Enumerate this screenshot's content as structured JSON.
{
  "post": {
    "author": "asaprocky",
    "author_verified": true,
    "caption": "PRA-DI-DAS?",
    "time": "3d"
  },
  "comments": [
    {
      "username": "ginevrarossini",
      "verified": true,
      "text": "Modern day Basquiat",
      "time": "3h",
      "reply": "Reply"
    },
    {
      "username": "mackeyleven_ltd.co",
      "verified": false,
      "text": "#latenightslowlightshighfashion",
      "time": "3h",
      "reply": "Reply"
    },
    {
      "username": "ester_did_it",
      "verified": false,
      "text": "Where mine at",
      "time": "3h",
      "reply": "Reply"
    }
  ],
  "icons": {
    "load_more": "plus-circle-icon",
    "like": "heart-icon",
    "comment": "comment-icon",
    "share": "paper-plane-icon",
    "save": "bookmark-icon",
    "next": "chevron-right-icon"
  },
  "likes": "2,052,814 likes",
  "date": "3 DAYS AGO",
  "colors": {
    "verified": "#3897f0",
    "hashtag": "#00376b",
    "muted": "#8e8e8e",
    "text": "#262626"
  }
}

* * * *

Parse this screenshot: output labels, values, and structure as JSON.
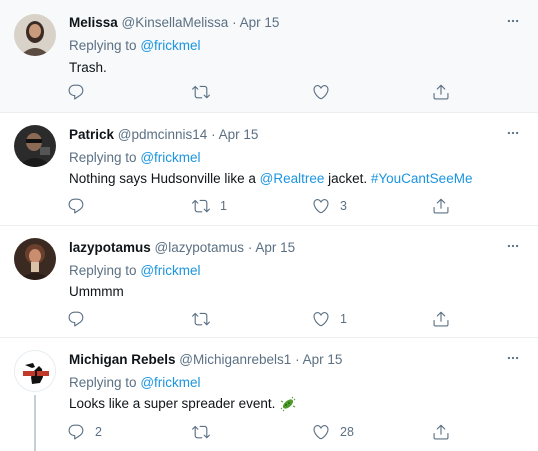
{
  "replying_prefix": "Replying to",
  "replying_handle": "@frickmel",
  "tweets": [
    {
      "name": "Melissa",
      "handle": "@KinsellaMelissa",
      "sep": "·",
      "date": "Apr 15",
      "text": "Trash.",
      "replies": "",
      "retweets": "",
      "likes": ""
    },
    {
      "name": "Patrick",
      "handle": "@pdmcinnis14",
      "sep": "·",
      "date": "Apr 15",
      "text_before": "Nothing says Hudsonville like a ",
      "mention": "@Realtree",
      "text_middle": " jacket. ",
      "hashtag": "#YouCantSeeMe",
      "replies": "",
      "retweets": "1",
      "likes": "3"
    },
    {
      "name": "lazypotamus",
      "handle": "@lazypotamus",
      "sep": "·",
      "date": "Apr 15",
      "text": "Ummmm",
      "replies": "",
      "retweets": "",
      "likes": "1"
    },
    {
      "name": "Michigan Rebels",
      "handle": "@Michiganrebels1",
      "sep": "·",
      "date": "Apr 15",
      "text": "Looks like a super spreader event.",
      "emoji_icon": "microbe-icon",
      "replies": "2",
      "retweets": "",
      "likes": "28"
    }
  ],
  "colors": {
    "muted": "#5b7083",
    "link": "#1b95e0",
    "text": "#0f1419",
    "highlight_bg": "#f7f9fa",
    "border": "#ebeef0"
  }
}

* * * *

Exercise instructions: Filter the entries above down to the lines containing the word "this".

Result of the task:
Enumerate this screenshot's content as structured JSON.
Parse this screenshot: output labels, values, and structure as JSON.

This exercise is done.